PROBLEM DETAILS: Copy out lines with the word "image" from the material that follows.

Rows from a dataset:
-- BEGIN --
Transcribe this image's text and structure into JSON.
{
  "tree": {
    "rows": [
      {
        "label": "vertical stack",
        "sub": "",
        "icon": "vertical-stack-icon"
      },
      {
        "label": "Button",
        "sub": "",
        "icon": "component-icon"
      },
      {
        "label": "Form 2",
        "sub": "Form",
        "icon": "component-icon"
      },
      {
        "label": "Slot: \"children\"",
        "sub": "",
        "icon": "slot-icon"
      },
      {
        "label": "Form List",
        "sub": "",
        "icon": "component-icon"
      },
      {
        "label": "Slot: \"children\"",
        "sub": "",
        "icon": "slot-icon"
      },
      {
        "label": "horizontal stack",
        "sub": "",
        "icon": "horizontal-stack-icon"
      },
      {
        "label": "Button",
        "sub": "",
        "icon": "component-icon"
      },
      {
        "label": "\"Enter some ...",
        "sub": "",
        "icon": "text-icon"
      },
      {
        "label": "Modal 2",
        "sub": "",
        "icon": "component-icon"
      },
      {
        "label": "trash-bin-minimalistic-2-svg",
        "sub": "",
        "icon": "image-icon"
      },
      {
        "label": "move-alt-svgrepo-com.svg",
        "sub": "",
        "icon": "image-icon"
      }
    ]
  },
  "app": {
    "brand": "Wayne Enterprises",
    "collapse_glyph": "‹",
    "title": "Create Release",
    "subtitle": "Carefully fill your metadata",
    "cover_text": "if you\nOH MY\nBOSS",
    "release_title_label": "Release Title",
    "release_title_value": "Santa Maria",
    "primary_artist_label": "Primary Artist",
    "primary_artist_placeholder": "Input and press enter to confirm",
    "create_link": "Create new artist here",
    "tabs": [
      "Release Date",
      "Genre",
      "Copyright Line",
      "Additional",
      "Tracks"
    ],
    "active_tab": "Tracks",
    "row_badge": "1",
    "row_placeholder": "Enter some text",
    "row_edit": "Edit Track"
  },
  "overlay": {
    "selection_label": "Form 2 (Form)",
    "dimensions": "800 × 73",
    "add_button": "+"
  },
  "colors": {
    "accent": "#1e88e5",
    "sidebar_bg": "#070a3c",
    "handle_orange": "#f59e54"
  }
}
-- END --
-- BEGIN --
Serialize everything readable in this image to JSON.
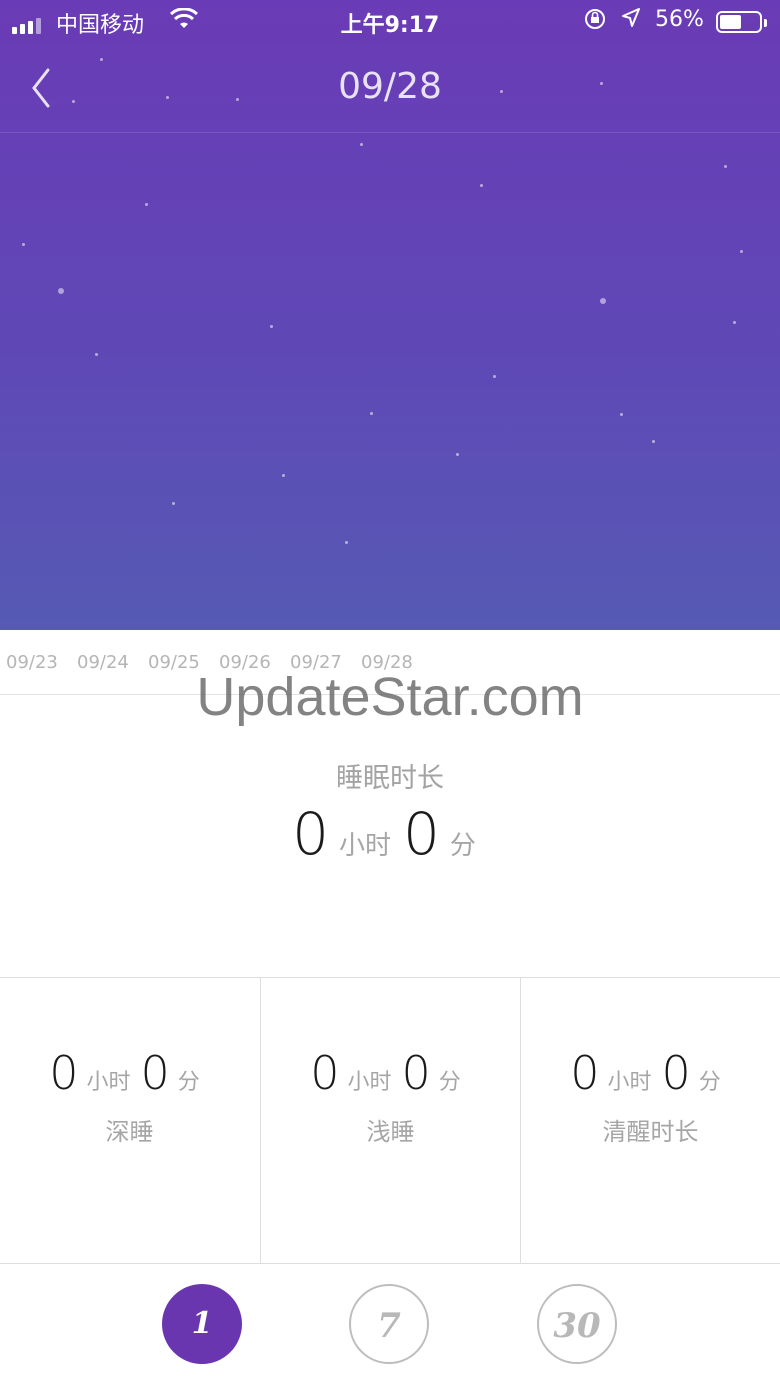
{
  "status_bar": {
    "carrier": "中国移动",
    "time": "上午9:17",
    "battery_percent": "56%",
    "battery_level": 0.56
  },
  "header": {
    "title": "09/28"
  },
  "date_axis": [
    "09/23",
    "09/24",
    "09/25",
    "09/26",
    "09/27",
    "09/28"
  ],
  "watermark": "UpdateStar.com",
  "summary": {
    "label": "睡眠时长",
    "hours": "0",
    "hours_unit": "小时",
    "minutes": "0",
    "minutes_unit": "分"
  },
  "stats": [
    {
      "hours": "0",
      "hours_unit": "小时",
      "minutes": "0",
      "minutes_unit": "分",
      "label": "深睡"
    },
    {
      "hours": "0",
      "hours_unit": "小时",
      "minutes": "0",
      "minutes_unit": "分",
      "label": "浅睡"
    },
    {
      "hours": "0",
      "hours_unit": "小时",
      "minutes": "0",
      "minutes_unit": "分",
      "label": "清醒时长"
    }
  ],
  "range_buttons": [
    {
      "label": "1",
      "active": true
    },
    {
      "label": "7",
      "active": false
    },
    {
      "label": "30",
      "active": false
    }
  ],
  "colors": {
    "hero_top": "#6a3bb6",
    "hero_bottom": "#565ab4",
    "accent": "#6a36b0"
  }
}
-- END --
RESULT:
Transcribe this image's text and structure into JSON.
        "icon": "image-icon"
        "icon": "image-icon"
Serialize everything readable in this image to JSON.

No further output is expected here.